Our analysis strongly penalizes the alternation of [εl/εj]-final nouns using Ident(round)/front, a constraint that is independently needed in this language, which contrasts rounding on front vowels. We will see that participants strongly reject the alternation with [ε].

In the lexicon, [l] is more deletable than [j], which the analysis captures with a Max(glide) constraint that penalizes the deletion of [j]. In our experiments, however, participants do not seem to disfavor the deletion of [j]. If indeed one concludes that [l] and [j] are equally deletable, the model can be revised to diminish the effect of Max(glide), keeping its weight closer to zero using a Bayesian prior (cf. similar use of priors in MaxEnt models in Wilson 2006, White 2014, a.o). In the next section, we assess the extent to which speakers have generalized the trends found throughout the lexicon when it comes to governing the treatment of alternation in nonce words.

3 Nonce testing the French plural

The irregular plurals of French have received little attention in the literature, perhaps due to a prevalent intuition about their lack of productivity. Indeed, the alternation is synchronically unnatural, and does not seem to extend to loanwords. The number of [al/aj]-final monosyllables is rather small (n = 16), and thus might not intuitively suggest overwhelming evidence for their protection. We present a series of three experiments that establish that French speakers do extend the alternation to nonce words, and in particular, strongly protect the monosyllabic ones.

In Experiment 1 and Experiment 2, we asked participants to choose between a faithful plural and an unfaithful plural. The choice is presented on a scale of 1–7 in Experiment 1, and binarily in Experiment 2. In both experiments, the nonce words are presented auditorily using naturally produced speech. Additionally, in Experiment 2, participants were asked to rate the singular before they judge the plural. In both experiments, monosyllables were protected from alternation.

In the naturally produced materials of Experiments 1 and 2, the phonetic duration of the final [al/aj] sequences is inversely proportional to the duration of the whole word. Thus, the [al] of the short word [gnal] is phonetically longer in duration than the [al] of longer word [guval]. Increased segmental duration has been suggested as a source of protection from alternations, thus making the [al] of monosyllables less likely to change to [o] (see Sect. 6). In Experiment 3, we switch from naturally recorded stimuli to synthesized stimuli that keep segmental duration constant, i.e. the [al] of [gnal] and the [al] of [guval] were identical in duration. Participants nonetheless protected monosyllables; the implications are discussed further in Sect. 6.
--------------------
• _Stated goal A_:
Answer these questions using the passage on French plurals:
(i) How many [al/aj]-final monosyllables are there?
(ii) In what format was the choice between plurals presented in Experiment 2?
(iii) What kind of stimuli did Experiment 3 use instead of naturally recorded ones?
• _Stated goal B_: Using the passage on French plurals, explain why Experiment 3 switched to synthesized stimuli.
• _Stated goal C_: Extract the part of the passage on French plurals from "In the naturally" to "further in Sect. 6.".

Stored items:
--------------------
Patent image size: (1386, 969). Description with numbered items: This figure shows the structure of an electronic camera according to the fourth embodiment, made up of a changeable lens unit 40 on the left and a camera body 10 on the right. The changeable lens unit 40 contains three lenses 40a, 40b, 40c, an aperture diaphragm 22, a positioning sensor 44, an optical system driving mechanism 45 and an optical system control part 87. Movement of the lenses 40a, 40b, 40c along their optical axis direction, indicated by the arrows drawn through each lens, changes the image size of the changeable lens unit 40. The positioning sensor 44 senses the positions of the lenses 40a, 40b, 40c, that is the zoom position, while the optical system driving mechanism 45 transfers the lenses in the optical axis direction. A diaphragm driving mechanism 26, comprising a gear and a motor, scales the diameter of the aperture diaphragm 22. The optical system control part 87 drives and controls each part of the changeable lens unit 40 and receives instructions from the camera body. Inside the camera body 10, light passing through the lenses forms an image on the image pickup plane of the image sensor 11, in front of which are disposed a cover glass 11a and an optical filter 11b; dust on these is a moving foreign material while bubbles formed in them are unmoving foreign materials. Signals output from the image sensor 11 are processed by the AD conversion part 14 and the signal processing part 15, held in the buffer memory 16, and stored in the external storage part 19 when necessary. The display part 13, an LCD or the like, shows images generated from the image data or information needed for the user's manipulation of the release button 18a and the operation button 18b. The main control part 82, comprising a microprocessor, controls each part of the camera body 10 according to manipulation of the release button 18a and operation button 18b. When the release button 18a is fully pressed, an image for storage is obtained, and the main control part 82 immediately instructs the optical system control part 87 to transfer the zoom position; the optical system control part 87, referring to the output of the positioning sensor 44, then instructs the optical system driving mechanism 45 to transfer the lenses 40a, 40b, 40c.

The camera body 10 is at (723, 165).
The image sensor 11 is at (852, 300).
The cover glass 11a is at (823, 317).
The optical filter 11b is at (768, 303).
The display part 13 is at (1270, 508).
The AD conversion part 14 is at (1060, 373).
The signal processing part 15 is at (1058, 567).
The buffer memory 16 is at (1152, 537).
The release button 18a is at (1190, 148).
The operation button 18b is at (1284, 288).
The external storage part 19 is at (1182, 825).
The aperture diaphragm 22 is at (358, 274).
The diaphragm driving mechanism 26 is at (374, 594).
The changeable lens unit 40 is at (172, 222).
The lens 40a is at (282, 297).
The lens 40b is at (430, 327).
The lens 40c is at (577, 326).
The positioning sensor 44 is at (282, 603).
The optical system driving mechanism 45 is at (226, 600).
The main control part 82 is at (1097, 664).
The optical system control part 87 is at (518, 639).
--------------------
• _Exercise answer A_:
(i) 16
(ii) Binarily
(iii) Synthesized stimuli that keep segmental duration constant

• _Exercise answer B_: In the naturally produced materials of Experiments 1 and 2, the final [al/aj] was longer in shorter words. Increased segmental duration has been suggested as a source of protection from alternation, so monosyllables might have resisted change for that reason. Synthesized stimuli kept the duration of [al] identical across words.

• _Exercise answer C_:
In the naturally produced materials of Experiments 1 and 2, the phonetic duration of the final [al/aj] sequences is inversely proportional to the duration of the whole word. Thus, the [al] of the short word [gnal] is phonetically longer in duration than the [al] of longer word [guval]. Increased segmental duration has been suggested as a source of protection from alternations, thus making the [al] of monosyllables less likely to change to [o] (see Sect. 6). In Experiment 3, we switch from naturally recorded stimuli to synthesized stimuli that keep segmental duration constant, i.e. the [al] of [gnal] and the [al] of [guval] were identical in duration. Participants nonetheless protected monosyllables; the implications are discussed further in Sect. 6.